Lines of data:

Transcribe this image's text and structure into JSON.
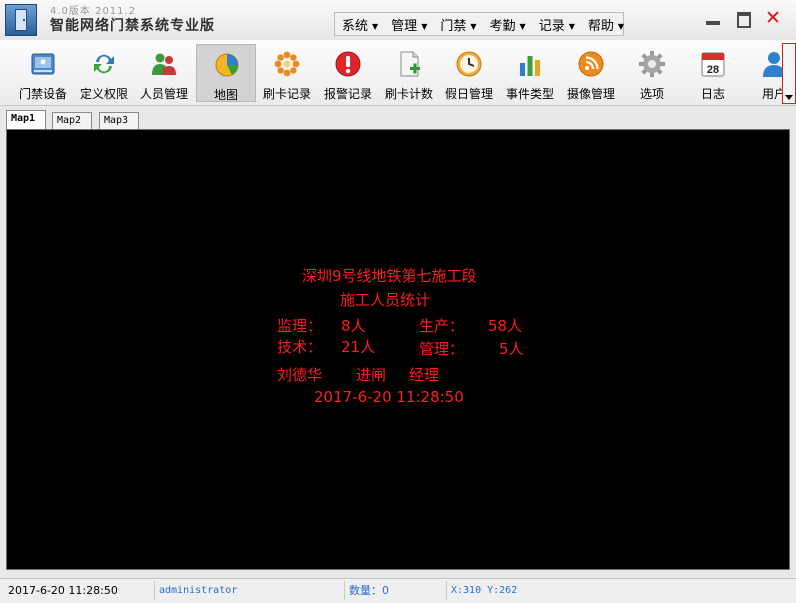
{
  "app": {
    "version": "4.0版本 2011.2",
    "title": "智能网络门禁系统专业版"
  },
  "menu": [
    {
      "label": "系统"
    },
    {
      "label": "管理"
    },
    {
      "label": "门禁"
    },
    {
      "label": "考勤"
    },
    {
      "label": "记录"
    },
    {
      "label": "帮助"
    }
  ],
  "toolbar": [
    {
      "label": "门禁设备",
      "icon": "door-device-icon"
    },
    {
      "label": "定义权限",
      "icon": "permission-arrows-icon"
    },
    {
      "label": "人员管理",
      "icon": "people-icon"
    },
    {
      "label": "地图",
      "icon": "map-pie-icon",
      "active": true
    },
    {
      "label": "刷卡记录",
      "icon": "card-record-icon"
    },
    {
      "label": "报警记录",
      "icon": "alarm-icon"
    },
    {
      "label": "刷卡计数",
      "icon": "card-count-icon"
    },
    {
      "label": "假日管理",
      "icon": "clock-icon"
    },
    {
      "label": "事件类型",
      "icon": "bar-chart-icon"
    },
    {
      "label": "摄像管理",
      "icon": "camera-feed-icon"
    },
    {
      "label": "选项",
      "icon": "gear-icon"
    },
    {
      "label": "日志",
      "icon": "calendar-icon",
      "calendar_day": "28"
    },
    {
      "label": "用户",
      "icon": "user-icon"
    }
  ],
  "tabs": [
    {
      "label": "Map1",
      "active": true
    },
    {
      "label": "Map2"
    },
    {
      "label": "Map3"
    }
  ],
  "map": {
    "color": "#ff1d1d",
    "title": "深圳9号线地铁第七施工段",
    "subtitle": "施工人员统计",
    "supervision_label": "监理：",
    "supervision_value": "8人",
    "production_label": "生产：",
    "production_value": "58人",
    "technical_label": "技术：",
    "technical_value": "21人",
    "management_label": "管理：",
    "management_value": "5人",
    "person_name": "刘德华",
    "event": "进闸",
    "role": "经理",
    "timestamp": "2017-6-20 11:28:50"
  },
  "status": {
    "datetime": "2017-6-20 11:28:50",
    "user": "administrator",
    "count": "数量：0",
    "coords": "X:310 Y:262"
  }
}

> Required work
Leave the images out and output the remaining material exactly as it stands.

> The answer
Transcribe this image's text and structure into JSON.
{
  "app": {
    "version": "4.0版本 2011.2",
    "title": "智能网络门禁系统专业版"
  },
  "menu": [
    {
      "label": "系统"
    },
    {
      "label": "管理"
    },
    {
      "label": "门禁"
    },
    {
      "label": "考勤"
    },
    {
      "label": "记录"
    },
    {
      "label": "帮助"
    }
  ],
  "toolbar": [
    {
      "label": "门禁设备",
      "icon": "door-device-icon"
    },
    {
      "label": "定义权限",
      "icon": "permission-arrows-icon"
    },
    {
      "label": "人员管理",
      "icon": "people-icon"
    },
    {
      "label": "地图",
      "icon": "map-pie-icon",
      "active": true
    },
    {
      "label": "刷卡记录",
      "icon": "card-record-icon"
    },
    {
      "label": "报警记录",
      "icon": "alarm-icon"
    },
    {
      "label": "刷卡计数",
      "icon": "card-count-icon"
    },
    {
      "label": "假日管理",
      "icon": "clock-icon"
    },
    {
      "label": "事件类型",
      "icon": "bar-chart-icon"
    },
    {
      "label": "摄像管理",
      "icon": "camera-feed-icon"
    },
    {
      "label": "选项",
      "icon": "gear-icon"
    },
    {
      "label": "日志",
      "icon": "calendar-icon",
      "calendar_day": "28"
    },
    {
      "label": "用户",
      "icon": "user-icon"
    }
  ],
  "tabs": [
    {
      "label": "Map1",
      "active": true
    },
    {
      "label": "Map2"
    },
    {
      "label": "Map3"
    }
  ],
  "map": {
    "color": "#ff1d1d",
    "title": "深圳9号线地铁第七施工段",
    "subtitle": "施工人员统计",
    "supervision_label": "监理：",
    "supervision_value": "8人",
    "production_label": "生产：",
    "production_value": "58人",
    "technical_label": "技术：",
    "technical_value": "21人",
    "management_label": "管理：",
    "management_value": "5人",
    "person_name": "刘德华",
    "event": "进闸",
    "role": "经理",
    "timestamp": "2017-6-20 11:28:50"
  },
  "status": {
    "datetime": "2017-6-20 11:28:50",
    "user": "administrator",
    "count": "数量：0",
    "coords": "X:310 Y:262"
  }
}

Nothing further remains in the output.